### Tugas Tertulis
Dalam teks tentang sikap negara-negara Eropa terhadap konflik Timur Tengah, konsekuensi apa saja yang menurut Perdana Menteri Kroasia Andrej Plenkovic dapat timbul akibat eskalasi lebih lanjut?

### Teks Bacaan

----------

Negara-negara Eropa: Semua pihak tahan diri atas konflik Timur Tengah

Brussel – Para pemimpin Eropa menyuarakan kekhawatiran mendalam terkait meningkatnya konflik di Timur Tengah, menyusul serangkaian serangan militer yang memicu ketakutan akan terjadinya perang regional yang lebih luas.

Dalam pernyataan yang dirilis pada Senin (23/6), Perdana Menteri Kroasia Andrej Plenkovic menyampaikan Pemerintah Kroasia “tengah memantau situasi itu dengan kekhawatiran yang besar,” terutama konfrontasi langsung antara Israel dan Iran.

Ia memperingatkan bahwa eskalasi lebih lanjut dapat menyebabkan berbagai konsekuensi, termasuk melonjaknya harga energi, peningkatan migrasi, dan ancaman serangan teroris.

“Posisi kami jelas eskalasi harus dihindari. Pemerintah Kroasia menyerukan agar (semua pihak) menahan diri, meredakan ketegangan, dan deeskalasi konflik,” demikian bunyi pernyataan tersebut.

Para pengunjuk rasa yang membawa plakat terlihat di Den Haag, Belanda, pada 22 Juni 2025.

Presiden Serbia Aleksandar Vucic juga mengkritik aksi militer Amerika Serikat (AS) baru-baru ini di kawasan tersebut, dan menyebut serangan terhadap Iran sebagai pelanggaran hukum internasional.

“Tidak ada keraguan bahwa AS melanggar hukum publik internasional,” ujar Vucic dalam sebuah konferensi pers setelah menggelar pertemuan dengan staf umum Serbia.

Menarik persamaan dengan pengeboman NATO di Yugoslavia pada 1999 lalu, ia menekankan perlunya penghormatan terhadap Piagam Perserikatan Bangsa-Bangsa (PBB) dan norma internasional. Vucic juga menyesalkan hilangnya peluangnya diplomasi antara Iran dan Israel.

Di Italia, Perdana Menteri Giorgia Meloni berpidato di hadapan majelis rendah parlemen negara itu menjelang pertemuan Dewan Uni Eropa mendatang, mendesak keterlibatan diplomatik yang baru.

“Hanya tindakan diplomatik yang terkoordinasi yang dapat menjamin perdamaian di kawasan tersebut,” tutur Meloni, pascaserangan AS terhadap tiga situs nuklir Iran.

Pasukan keamanan dan penyelamat Israel bekerja di lokasi serangan rudal Iran di Tel Aviv, Israel tengah pada 22 Juni 2025. ANTARA/JINI via Xinhua/Tomer Neuberg

Presiden Portugal Marcelo Rebelo de Sousa mengeluarkan sebuah pernyataan pada Minggu (22/6) yang menyerukan “tindakan menahan diri dan memulai kembali upaya-upaya diplomatik sesegera mungkin,” sembari menekankan bahwa diplomasi tetap menjadi satu-satunya solusi yang layak untuk menyelesaikan konflik tersebut.

----------

### Kumpulan Data
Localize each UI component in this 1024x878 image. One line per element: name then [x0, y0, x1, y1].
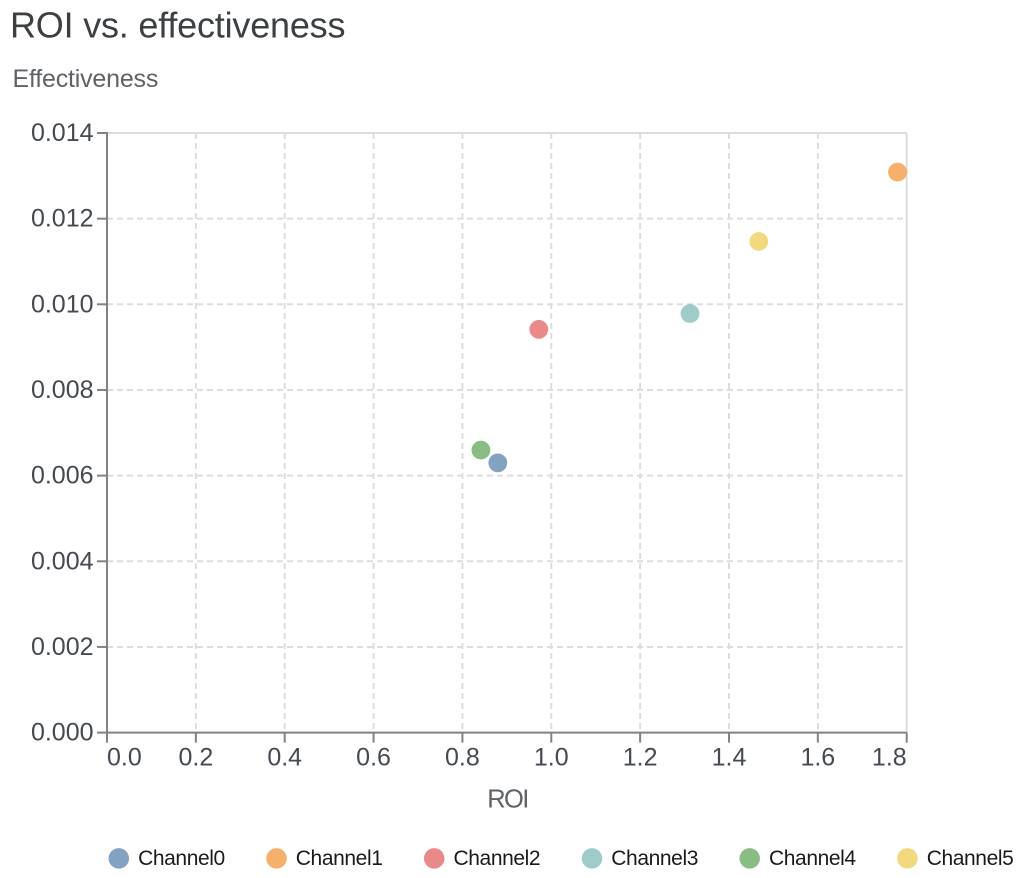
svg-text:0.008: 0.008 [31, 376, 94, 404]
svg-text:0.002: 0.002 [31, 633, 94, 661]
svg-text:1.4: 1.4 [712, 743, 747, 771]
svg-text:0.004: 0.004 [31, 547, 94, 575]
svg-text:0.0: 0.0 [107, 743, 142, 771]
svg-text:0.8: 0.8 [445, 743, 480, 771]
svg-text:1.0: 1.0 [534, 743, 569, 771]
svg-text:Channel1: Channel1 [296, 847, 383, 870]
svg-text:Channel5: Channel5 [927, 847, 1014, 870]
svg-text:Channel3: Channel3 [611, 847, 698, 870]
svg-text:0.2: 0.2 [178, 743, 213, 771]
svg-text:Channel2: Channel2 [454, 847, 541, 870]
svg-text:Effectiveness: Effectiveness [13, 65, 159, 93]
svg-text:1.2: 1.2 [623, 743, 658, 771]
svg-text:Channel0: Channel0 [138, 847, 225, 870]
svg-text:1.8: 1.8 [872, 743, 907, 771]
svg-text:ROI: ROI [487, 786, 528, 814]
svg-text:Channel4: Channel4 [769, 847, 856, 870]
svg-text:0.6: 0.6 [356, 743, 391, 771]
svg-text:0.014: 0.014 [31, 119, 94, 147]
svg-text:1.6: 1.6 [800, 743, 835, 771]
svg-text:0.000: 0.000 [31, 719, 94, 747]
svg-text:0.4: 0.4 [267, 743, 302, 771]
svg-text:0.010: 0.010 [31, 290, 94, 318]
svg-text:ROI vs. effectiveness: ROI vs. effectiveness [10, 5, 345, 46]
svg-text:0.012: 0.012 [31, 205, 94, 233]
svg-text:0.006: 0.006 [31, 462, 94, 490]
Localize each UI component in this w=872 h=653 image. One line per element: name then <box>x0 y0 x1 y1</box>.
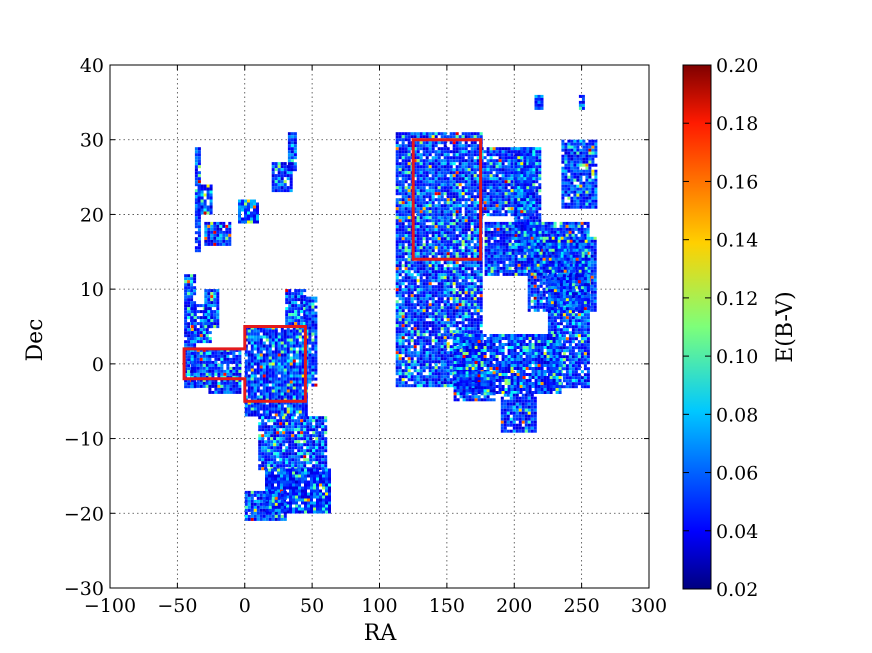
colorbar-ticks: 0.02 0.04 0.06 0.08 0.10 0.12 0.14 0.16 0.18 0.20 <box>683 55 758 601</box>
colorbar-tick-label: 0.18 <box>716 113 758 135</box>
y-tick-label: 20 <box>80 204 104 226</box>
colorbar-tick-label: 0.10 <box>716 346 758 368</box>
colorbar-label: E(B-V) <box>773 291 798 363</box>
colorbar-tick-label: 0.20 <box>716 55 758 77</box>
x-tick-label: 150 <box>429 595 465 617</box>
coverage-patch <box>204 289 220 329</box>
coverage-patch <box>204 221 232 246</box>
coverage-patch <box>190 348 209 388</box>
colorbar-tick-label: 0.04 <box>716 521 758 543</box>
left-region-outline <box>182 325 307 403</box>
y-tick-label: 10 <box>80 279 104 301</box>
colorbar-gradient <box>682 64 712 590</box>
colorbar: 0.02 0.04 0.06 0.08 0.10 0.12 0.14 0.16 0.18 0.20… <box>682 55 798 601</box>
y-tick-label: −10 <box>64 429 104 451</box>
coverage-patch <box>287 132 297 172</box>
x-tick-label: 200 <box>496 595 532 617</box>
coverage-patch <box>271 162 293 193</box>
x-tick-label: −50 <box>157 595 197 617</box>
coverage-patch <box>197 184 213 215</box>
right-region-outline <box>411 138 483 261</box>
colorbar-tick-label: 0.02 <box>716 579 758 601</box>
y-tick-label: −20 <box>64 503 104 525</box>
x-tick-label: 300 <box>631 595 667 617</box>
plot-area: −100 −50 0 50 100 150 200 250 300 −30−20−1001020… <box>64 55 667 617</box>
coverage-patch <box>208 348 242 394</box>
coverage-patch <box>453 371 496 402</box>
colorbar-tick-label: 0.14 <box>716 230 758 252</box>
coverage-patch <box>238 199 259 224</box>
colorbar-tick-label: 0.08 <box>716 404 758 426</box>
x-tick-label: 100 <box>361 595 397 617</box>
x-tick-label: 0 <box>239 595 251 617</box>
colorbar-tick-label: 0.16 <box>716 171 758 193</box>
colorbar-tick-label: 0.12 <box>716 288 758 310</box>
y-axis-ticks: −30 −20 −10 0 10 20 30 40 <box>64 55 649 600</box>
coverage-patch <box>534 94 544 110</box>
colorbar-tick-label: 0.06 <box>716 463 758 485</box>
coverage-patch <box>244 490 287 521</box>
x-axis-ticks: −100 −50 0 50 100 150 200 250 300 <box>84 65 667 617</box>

----------

### Jawaban
Melonjaknya harga energi, peningkatan migrasi, dan ancaman serangan teroris.